[Data listing]
────────────────────────────────────────

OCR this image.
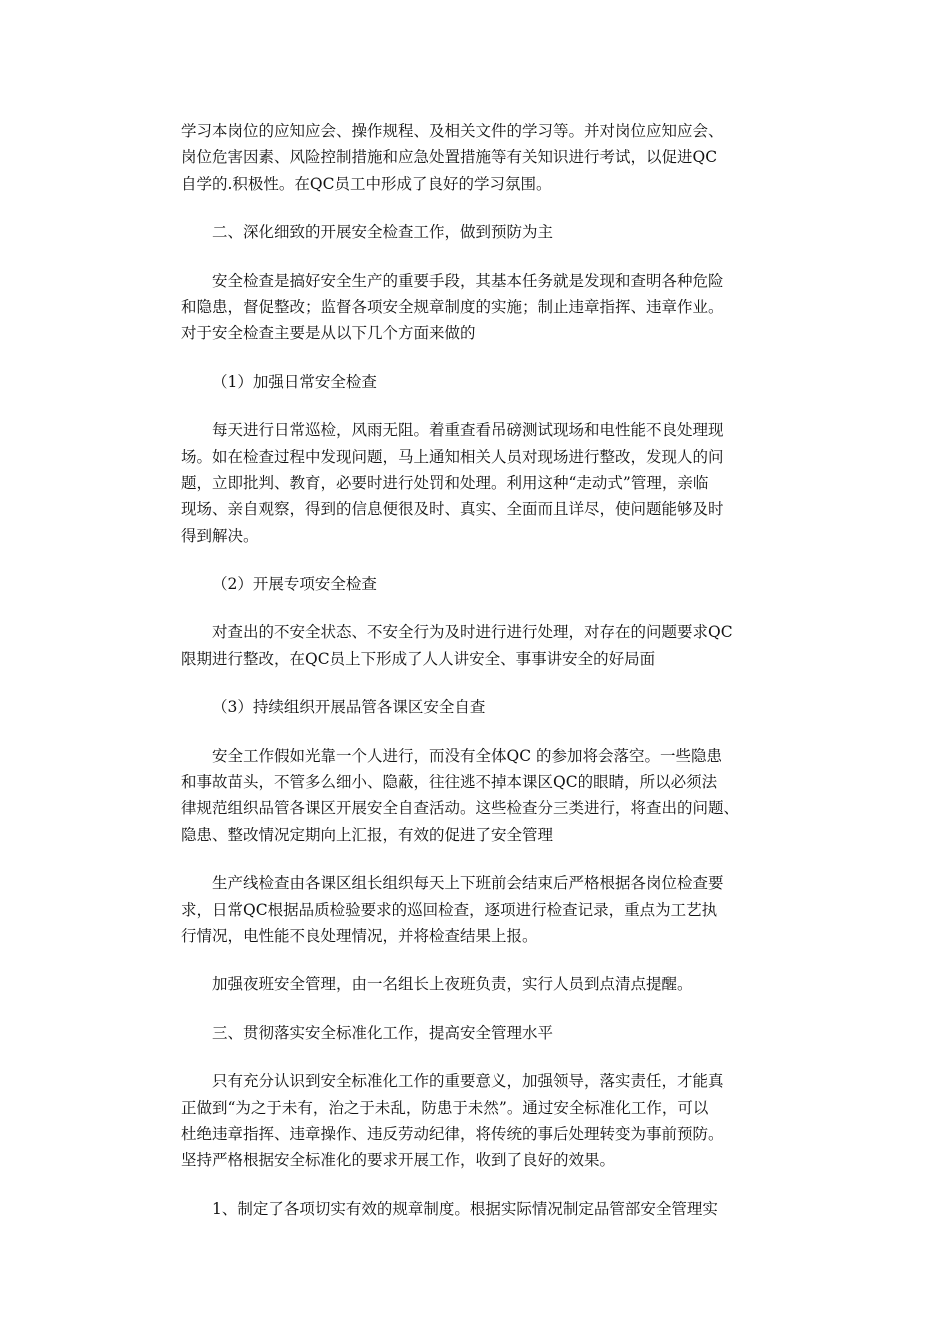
学习本岗位的应知应会、操作规程、及相关文件的学习等。并对岗位应知应会、
岗位危害因素、风险控制措施和应急处置措施等有关知识进行考试，以促进QC
自学的.积极性。在QC员工中形成了良好的学习氛围。

二、深化细致的开展安全检查工作，做到预防为主

安全检查是搞好安全生产的重要手段，其基本任务就是发现和查明各种危险
和隐患，督促整改；监督各项安全规章制度的实施；制止违章指挥、违章作业。
对于安全检查主要是从以下几个方面来做的

（1）加强日常安全检查

每天进行日常巡检，风雨无阻。着重查看吊磅测试现场和电性能不良处理现
场。如在检查过程中发现问题，马上通知相关人员对现场进行整改，发现人的问
题，立即批判、教育，必要时进行处罚和处理。利用这种“走动式”管理，亲临
现场、亲自观察，得到的信息便很及时、真实、全面而且详尽，使问题能够及时
得到解决。

（2）开展专项安全检查

对查出的不安全状态、不安全行为及时进行进行处理，对存在的问题要求QC
限期进行整改，在QC员上下形成了人人讲安全、事事讲安全的好局面

（3）持续组织开展品管各课区安全自查

安全工作假如光靠一个人进行，而没有全体QC 的参加将会落空。一些隐患
和事故苗头，不管多么细小、隐蔽，往往逃不掉本课区QC的眼睛，所以必须法
律规范组织品管各课区开展安全自查活动。这些检查分三类进行，将查出的问题、
隐患、整改情况定期向上汇报，有效的促进了安全管理

生产线检查由各课区组长组织每天上下班前会结束后严格根据各岗位检查要
求，日常QC根据品质检验要求的巡回检查，逐项进行检查记录，重点为工艺执
行情况，电性能不良处理情况，并将检查结果上报。

加强夜班安全管理，由一名组长上夜班负责，实行人员到点清点提醒。

三、贯彻落实安全标准化工作，提高安全管理水平

只有充分认识到安全标准化工作的重要意义，加强领导，落实责任，才能真
正做到“为之于未有，治之于未乱，防患于未然”。通过安全标准化工作，可以
杜绝违章指挥、违章操作、违反劳动纪律，将传统的事后处理转变为事前预防。
坚持严格根据安全标准化的要求开展工作，收到了良好的效果。

1、制定了各项切实有效的规章制度。根据实际情况制定品管部安全管理实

────────────────────────────────────────

## YOUR OBJECTIVE
Repeat the entries exactly. Pictures are excluded from the copy.

## OUTPUT BELOW
OCR this image.
学习本岗位的应知应会、操作规程、及相关文件的学习等。并对岗位应知应会、
岗位危害因素、风险控制措施和应急处置措施等有关知识进行考试，以促进QC
自学的.积极性。在QC员工中形成了良好的学习氛围。

二、深化细致的开展安全检查工作，做到预防为主

安全检查是搞好安全生产的重要手段，其基本任务就是发现和查明各种危险
和隐患，督促整改；监督各项安全规章制度的实施；制止违章指挥、违章作业。
对于安全检查主要是从以下几个方面来做的

（1）加强日常安全检查

每天进行日常巡检，风雨无阻。着重查看吊磅测试现场和电性能不良处理现
场。如在检查过程中发现问题，马上通知相关人员对现场进行整改，发现人的问
题，立即批判、教育，必要时进行处罚和处理。利用这种“走动式”管理，亲临
现场、亲自观察，得到的信息便很及时、真实、全面而且详尽，使问题能够及时
得到解决。

（2）开展专项安全检查

对查出的不安全状态、不安全行为及时进行进行处理，对存在的问题要求QC
限期进行整改，在QC员上下形成了人人讲安全、事事讲安全的好局面

（3）持续组织开展品管各课区安全自查

安全工作假如光靠一个人进行，而没有全体QC 的参加将会落空。一些隐患
和事故苗头，不管多么细小、隐蔽，往往逃不掉本课区QC的眼睛，所以必须法
律规范组织品管各课区开展安全自查活动。这些检查分三类进行，将查出的问题、
隐患、整改情况定期向上汇报，有效的促进了安全管理

生产线检查由各课区组长组织每天上下班前会结束后严格根据各岗位检查要
求，日常QC根据品质检验要求的巡回检查，逐项进行检查记录，重点为工艺执
行情况，电性能不良处理情况，并将检查结果上报。

加强夜班安全管理，由一名组长上夜班负责，实行人员到点清点提醒。

三、贯彻落实安全标准化工作，提高安全管理水平

只有充分认识到安全标准化工作的重要意义，加强领导，落实责任，才能真
正做到“为之于未有，治之于未乱，防患于未然”。通过安全标准化工作，可以
杜绝违章指挥、违章操作、违反劳动纪律，将传统的事后处理转变为事前预防。
坚持严格根据安全标准化的要求开展工作，收到了良好的效果。

1、制定了各项切实有效的规章制度。根据实际情况制定品管部安全管理实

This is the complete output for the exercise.